What you have to do>
What is the number of lines below that contain the string "density"? Give it and nothing else.

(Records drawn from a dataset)
***
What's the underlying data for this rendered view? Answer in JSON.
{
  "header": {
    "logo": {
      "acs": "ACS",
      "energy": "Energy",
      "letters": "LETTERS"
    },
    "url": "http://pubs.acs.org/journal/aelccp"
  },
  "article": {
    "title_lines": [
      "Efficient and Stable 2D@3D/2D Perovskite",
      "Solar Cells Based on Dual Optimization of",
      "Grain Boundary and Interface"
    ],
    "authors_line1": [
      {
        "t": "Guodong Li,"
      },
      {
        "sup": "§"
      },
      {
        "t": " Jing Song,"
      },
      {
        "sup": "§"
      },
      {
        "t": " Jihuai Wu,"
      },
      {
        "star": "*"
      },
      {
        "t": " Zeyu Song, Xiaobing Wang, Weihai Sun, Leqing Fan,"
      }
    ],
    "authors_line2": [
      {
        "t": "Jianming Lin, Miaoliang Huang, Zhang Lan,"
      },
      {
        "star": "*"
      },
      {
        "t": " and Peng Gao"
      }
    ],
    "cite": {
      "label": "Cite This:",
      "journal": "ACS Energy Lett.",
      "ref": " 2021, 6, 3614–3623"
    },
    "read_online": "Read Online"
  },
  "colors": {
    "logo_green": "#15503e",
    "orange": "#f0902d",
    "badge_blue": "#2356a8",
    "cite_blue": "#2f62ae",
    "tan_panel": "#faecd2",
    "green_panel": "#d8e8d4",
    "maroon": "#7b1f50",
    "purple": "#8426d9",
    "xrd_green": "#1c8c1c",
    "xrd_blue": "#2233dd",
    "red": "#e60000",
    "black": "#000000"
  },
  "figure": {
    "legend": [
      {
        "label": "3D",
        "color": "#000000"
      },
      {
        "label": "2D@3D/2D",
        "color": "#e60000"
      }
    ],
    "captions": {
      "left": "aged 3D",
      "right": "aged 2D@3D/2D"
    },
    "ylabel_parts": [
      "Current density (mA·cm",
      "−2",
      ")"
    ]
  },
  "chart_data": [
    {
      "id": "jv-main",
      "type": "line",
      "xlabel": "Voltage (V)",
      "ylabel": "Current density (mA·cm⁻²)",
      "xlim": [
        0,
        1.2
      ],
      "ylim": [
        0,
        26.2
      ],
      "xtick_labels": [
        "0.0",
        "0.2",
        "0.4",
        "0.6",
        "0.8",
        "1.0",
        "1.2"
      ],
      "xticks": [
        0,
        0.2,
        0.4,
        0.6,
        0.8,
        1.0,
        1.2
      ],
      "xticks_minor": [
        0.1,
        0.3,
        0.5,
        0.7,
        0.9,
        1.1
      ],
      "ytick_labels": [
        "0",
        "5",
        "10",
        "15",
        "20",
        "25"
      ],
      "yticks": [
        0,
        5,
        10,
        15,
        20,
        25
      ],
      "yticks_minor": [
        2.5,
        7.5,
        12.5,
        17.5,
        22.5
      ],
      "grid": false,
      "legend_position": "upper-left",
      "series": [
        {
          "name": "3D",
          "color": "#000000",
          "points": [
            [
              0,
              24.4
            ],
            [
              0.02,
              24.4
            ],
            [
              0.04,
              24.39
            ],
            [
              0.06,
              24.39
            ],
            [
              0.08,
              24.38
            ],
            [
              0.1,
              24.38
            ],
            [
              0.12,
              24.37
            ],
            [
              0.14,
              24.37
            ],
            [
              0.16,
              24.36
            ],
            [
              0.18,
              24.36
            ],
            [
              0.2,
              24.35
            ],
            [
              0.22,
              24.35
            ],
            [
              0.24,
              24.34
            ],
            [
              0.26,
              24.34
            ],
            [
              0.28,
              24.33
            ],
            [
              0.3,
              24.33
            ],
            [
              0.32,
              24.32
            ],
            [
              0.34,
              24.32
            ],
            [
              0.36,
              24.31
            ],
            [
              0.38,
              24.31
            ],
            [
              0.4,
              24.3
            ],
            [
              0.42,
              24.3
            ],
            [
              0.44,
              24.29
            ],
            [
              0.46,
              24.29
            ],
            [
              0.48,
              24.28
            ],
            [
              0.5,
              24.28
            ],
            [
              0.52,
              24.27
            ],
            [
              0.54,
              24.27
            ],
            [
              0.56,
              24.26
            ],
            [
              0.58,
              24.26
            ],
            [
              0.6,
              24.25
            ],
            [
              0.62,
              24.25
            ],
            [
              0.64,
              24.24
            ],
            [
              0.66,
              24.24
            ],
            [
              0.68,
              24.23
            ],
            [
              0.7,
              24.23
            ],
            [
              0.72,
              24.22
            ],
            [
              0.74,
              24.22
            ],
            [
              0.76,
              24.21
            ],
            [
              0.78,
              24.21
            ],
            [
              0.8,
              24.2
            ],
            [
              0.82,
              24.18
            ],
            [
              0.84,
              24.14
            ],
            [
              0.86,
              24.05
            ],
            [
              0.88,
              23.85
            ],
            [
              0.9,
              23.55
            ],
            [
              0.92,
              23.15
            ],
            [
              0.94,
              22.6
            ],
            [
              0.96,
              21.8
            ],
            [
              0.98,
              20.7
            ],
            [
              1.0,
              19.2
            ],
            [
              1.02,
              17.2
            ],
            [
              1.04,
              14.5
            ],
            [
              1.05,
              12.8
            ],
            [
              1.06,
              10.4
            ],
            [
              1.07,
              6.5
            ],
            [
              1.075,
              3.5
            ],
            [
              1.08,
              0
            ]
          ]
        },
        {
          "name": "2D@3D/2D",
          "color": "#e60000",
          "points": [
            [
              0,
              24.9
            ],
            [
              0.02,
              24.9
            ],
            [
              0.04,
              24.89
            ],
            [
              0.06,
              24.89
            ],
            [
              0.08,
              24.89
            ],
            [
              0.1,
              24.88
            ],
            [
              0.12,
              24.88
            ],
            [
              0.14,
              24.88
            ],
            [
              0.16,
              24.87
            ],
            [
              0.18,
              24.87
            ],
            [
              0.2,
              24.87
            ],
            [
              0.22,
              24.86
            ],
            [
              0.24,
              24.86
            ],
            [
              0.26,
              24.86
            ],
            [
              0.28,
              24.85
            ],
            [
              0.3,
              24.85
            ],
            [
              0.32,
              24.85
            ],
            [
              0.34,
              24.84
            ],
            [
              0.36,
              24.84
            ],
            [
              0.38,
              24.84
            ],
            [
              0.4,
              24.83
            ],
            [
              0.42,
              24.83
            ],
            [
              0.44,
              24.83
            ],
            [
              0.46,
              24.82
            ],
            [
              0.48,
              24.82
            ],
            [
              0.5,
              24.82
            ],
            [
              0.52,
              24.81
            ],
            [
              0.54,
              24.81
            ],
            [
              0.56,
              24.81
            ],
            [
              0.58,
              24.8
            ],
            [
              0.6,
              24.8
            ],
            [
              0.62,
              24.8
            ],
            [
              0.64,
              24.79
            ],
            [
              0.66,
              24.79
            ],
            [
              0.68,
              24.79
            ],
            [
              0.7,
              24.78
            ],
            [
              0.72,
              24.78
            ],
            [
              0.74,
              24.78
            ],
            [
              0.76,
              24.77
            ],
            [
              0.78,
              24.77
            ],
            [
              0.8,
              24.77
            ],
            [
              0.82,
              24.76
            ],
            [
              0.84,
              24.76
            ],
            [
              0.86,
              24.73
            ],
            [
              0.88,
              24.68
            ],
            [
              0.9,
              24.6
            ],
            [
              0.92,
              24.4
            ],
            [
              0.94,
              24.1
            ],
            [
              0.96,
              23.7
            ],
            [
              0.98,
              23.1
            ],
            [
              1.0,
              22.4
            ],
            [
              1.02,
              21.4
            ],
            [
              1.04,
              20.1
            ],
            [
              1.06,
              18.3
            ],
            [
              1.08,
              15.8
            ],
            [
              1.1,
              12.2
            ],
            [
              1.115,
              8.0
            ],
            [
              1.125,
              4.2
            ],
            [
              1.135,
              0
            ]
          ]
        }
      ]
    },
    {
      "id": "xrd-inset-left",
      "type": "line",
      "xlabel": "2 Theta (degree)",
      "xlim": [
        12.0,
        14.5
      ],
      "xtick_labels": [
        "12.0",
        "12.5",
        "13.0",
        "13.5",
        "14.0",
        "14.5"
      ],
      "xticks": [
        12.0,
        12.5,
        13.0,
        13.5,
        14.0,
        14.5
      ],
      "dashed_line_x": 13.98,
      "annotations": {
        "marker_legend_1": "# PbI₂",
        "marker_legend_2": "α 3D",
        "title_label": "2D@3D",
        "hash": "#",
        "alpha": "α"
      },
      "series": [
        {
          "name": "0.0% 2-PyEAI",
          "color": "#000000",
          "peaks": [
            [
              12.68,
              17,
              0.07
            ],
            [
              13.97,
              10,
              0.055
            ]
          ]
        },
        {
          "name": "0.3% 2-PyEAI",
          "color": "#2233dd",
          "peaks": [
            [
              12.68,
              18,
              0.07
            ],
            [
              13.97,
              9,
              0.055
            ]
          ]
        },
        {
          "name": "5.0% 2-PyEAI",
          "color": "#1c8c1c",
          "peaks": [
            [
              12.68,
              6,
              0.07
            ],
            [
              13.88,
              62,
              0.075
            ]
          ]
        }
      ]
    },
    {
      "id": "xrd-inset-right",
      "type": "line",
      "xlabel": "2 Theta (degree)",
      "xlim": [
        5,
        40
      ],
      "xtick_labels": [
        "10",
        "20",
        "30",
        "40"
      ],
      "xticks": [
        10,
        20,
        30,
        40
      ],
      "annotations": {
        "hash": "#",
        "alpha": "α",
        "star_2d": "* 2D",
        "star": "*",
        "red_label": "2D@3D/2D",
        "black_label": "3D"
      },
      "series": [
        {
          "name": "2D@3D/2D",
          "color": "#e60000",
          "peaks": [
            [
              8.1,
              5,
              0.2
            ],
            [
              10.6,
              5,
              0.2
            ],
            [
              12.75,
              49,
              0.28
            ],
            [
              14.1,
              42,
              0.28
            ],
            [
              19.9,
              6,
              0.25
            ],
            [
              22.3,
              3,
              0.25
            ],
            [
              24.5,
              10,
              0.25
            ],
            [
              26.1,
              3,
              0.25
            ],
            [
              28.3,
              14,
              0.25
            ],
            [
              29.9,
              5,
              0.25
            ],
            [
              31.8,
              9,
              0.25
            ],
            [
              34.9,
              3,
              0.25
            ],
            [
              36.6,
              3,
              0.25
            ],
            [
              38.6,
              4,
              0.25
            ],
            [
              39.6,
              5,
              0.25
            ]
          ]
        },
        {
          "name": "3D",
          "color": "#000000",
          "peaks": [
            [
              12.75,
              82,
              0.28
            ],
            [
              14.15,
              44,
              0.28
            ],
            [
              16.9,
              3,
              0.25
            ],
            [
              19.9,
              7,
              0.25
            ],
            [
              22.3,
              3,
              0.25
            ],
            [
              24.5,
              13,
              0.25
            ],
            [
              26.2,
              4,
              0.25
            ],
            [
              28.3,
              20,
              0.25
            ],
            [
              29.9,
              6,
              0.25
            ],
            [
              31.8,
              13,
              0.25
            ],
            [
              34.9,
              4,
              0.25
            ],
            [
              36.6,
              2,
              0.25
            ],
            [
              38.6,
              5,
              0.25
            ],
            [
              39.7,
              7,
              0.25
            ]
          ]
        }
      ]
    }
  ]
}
***
Problem solution>
2